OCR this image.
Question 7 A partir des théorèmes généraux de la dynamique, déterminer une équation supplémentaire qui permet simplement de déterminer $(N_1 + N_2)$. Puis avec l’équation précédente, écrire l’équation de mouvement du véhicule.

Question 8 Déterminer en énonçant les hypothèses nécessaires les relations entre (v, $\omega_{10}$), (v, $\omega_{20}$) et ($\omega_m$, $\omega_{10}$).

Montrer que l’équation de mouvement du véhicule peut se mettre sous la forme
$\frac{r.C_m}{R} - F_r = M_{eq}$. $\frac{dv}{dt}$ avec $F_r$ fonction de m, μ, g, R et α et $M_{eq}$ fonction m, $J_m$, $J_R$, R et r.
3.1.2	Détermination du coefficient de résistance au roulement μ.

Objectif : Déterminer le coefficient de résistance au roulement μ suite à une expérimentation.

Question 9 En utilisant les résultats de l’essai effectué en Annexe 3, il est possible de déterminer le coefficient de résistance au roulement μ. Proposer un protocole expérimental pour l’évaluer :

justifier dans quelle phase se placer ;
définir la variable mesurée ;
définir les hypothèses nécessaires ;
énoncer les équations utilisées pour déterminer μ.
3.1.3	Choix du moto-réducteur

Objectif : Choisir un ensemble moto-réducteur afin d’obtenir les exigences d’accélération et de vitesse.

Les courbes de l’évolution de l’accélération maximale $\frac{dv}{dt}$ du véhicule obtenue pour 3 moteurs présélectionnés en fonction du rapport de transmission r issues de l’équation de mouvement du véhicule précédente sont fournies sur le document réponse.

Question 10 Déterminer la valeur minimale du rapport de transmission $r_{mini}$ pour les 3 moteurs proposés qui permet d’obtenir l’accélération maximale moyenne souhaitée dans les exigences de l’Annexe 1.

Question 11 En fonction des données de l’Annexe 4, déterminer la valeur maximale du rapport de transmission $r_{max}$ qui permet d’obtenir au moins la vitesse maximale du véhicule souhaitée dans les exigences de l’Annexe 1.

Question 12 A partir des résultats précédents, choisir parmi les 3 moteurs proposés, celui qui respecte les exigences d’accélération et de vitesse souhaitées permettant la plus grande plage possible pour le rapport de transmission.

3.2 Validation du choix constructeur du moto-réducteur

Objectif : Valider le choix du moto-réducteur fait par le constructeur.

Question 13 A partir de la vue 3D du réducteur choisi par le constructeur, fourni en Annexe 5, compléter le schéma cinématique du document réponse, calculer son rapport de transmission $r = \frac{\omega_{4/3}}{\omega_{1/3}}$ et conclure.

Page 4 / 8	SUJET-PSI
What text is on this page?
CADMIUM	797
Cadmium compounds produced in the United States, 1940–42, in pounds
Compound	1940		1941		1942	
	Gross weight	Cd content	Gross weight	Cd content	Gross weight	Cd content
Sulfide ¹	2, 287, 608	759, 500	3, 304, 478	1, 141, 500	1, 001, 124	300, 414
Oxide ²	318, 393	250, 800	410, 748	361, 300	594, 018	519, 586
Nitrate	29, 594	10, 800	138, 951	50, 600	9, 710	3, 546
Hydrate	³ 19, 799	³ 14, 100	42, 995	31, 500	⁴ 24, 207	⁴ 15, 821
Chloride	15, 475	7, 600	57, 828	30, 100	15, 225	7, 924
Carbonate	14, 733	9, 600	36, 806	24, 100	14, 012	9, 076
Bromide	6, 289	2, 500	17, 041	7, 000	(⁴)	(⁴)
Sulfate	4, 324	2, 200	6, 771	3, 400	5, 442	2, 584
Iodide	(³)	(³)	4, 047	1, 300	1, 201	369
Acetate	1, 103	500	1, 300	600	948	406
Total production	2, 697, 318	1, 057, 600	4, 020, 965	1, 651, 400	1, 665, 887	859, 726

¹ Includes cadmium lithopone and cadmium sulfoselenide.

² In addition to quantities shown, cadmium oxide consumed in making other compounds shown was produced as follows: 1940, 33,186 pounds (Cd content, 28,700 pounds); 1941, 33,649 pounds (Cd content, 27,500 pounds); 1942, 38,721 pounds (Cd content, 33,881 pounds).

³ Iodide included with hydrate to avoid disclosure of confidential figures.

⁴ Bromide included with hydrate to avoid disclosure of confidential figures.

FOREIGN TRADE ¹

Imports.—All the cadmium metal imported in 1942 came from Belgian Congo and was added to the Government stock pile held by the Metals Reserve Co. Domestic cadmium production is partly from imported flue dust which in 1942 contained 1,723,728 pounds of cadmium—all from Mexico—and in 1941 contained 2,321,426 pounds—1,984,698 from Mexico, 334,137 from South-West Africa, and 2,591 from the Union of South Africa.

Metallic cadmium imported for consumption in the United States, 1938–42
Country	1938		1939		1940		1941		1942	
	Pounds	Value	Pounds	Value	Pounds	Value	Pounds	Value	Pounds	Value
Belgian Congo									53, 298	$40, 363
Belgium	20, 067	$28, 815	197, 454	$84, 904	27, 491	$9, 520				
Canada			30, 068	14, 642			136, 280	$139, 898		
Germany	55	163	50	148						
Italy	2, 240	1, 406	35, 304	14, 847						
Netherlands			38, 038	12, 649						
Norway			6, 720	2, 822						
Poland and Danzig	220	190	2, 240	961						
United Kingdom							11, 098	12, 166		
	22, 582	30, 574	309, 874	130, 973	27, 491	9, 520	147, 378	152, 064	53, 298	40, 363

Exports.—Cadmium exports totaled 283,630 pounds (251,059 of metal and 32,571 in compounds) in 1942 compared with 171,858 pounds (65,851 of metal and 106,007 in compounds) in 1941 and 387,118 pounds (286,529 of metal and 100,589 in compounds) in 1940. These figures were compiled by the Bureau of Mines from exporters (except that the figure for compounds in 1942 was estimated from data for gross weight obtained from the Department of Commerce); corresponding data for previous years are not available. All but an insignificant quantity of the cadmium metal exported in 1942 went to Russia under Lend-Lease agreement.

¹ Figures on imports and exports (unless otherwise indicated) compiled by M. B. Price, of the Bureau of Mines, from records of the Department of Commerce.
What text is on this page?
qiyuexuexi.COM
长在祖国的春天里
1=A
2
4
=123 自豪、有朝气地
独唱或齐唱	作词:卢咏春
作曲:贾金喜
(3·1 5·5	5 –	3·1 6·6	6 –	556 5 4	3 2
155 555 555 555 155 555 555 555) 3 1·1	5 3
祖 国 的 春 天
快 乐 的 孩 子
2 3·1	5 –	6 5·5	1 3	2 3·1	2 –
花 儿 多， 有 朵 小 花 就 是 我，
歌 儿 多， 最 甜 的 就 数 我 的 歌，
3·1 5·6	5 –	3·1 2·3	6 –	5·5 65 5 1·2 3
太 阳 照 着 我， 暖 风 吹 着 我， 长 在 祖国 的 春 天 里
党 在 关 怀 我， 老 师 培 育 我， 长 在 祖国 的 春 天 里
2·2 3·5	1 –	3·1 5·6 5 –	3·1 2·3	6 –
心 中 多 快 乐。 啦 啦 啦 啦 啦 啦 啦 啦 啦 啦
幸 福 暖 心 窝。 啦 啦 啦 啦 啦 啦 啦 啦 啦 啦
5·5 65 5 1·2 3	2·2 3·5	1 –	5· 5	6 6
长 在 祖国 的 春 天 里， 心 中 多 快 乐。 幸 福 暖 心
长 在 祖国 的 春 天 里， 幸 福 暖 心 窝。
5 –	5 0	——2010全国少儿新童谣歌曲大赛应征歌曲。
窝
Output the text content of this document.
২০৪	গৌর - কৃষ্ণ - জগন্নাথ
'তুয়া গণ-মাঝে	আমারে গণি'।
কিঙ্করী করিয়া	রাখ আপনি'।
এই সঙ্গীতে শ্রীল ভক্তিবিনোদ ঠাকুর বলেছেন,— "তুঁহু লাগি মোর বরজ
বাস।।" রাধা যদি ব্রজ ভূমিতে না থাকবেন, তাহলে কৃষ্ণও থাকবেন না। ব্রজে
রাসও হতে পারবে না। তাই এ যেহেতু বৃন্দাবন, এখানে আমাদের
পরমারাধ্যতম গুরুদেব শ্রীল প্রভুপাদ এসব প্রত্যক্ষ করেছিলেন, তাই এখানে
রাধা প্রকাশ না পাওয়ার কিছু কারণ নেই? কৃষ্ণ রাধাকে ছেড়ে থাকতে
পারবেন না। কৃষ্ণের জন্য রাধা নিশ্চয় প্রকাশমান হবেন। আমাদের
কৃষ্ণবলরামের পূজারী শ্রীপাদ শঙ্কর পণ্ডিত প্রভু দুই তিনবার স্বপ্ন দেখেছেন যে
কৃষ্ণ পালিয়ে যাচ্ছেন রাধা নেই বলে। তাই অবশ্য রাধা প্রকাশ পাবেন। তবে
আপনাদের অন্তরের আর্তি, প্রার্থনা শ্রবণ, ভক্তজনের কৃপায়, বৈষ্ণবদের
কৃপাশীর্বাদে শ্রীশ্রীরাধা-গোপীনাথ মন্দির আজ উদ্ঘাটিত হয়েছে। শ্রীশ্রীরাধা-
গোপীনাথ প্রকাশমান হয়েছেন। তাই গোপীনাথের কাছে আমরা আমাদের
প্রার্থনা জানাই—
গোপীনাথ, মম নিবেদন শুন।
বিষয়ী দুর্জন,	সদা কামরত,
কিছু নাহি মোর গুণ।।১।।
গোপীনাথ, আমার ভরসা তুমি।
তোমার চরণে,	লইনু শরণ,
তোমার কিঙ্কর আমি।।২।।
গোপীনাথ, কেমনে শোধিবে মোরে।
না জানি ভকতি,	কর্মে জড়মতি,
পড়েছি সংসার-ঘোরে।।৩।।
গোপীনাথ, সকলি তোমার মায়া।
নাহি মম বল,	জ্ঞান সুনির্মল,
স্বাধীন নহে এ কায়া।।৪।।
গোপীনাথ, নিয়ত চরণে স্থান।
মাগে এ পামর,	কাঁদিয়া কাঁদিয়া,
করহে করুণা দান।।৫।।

# # # # #

• Directive
Reproduce exactly the line that holds "Output the text content of this document.", then every line after it, ending with the final line of the records above.

• Answer to the task
Output the text content of this document.
২০৪	গৌর - কৃষ্ণ - জগন্নাথ
'তুয়া গণ-মাঝে	আমারে গণি'।
কিঙ্করী করিয়া	রাখ আপনি'।
এই সঙ্গীতে শ্রীল ভক্তিবিনোদ ঠাকুর বলেছেন,— "তুঁহু লাগি মোর বরজ
বাস।।" রাধা যদি ব্রজ ভূমিতে না থাকবেন, তাহলে কৃষ্ণও থাকবেন না। ব্রজে
রাসও হতে পারবে না। তাই এ যেহেতু বৃন্দাবন, এখানে আমাদের
পরমারাধ্যতম গুরুদেব শ্রীল প্রভুপাদ এসব প্রত্যক্ষ করেছিলেন, তাই এখানে
রাধা প্রকাশ না পাওয়ার কিছু কারণ নেই? কৃষ্ণ রাধাকে ছেড়ে থাকতে
পারবেন না। কৃষ্ণের জন্য রাধা নিশ্চয় প্রকাশমান হবেন। আমাদের
কৃষ্ণবলরামের পূজারী শ্রীপাদ শঙ্কর পণ্ডিত প্রভু দুই তিনবার স্বপ্ন দেখেছেন যে
কৃষ্ণ পালিয়ে যাচ্ছেন রাধা নেই বলে। তাই অবশ্য রাধা প্রকাশ পাবেন। তবে
আপনাদের অন্তরের আর্তি, প্রার্থনা শ্রবণ, ভক্তজনের কৃপায়, বৈষ্ণবদের
কৃপাশীর্বাদে শ্রীশ্রীরাধা-গোপীনাথ মন্দির আজ উদ্ঘাটিত হয়েছে। শ্রীশ্রীরাধা-
গোপীনাথ প্রকাশমান হয়েছেন। তাই গোপীনাথের কাছে আমরা আমাদের
প্রার্থনা জানাই—
গোপীনাথ, মম নিবেদন শুন।
বিষয়ী দুর্জন,	সদা কামরত,
কিছু নাহি মোর গুণ।।১।।
গোপীনাথ, আমার ভরসা তুমি।
তোমার চরণে,	লইনু শরণ,
তোমার কিঙ্কর আমি।।২।।
গোপীনাথ, কেমনে শোধিবে মোরে।
না জানি ভকতি,	কর্মে জড়মতি,
পড়েছি সংসার-ঘোরে।।৩।।
গোপীনাথ, সকলি তোমার মায়া।
নাহি মম বল,	জ্ঞান সুনির্মল,
স্বাধীন নহে এ কায়া।।৪।।
গোপীনাথ, নিয়ত চরণে স্থান।
মাগে এ পামর,	কাঁদিয়া কাঁদিয়া,
করহে করুণা দান।।৫।।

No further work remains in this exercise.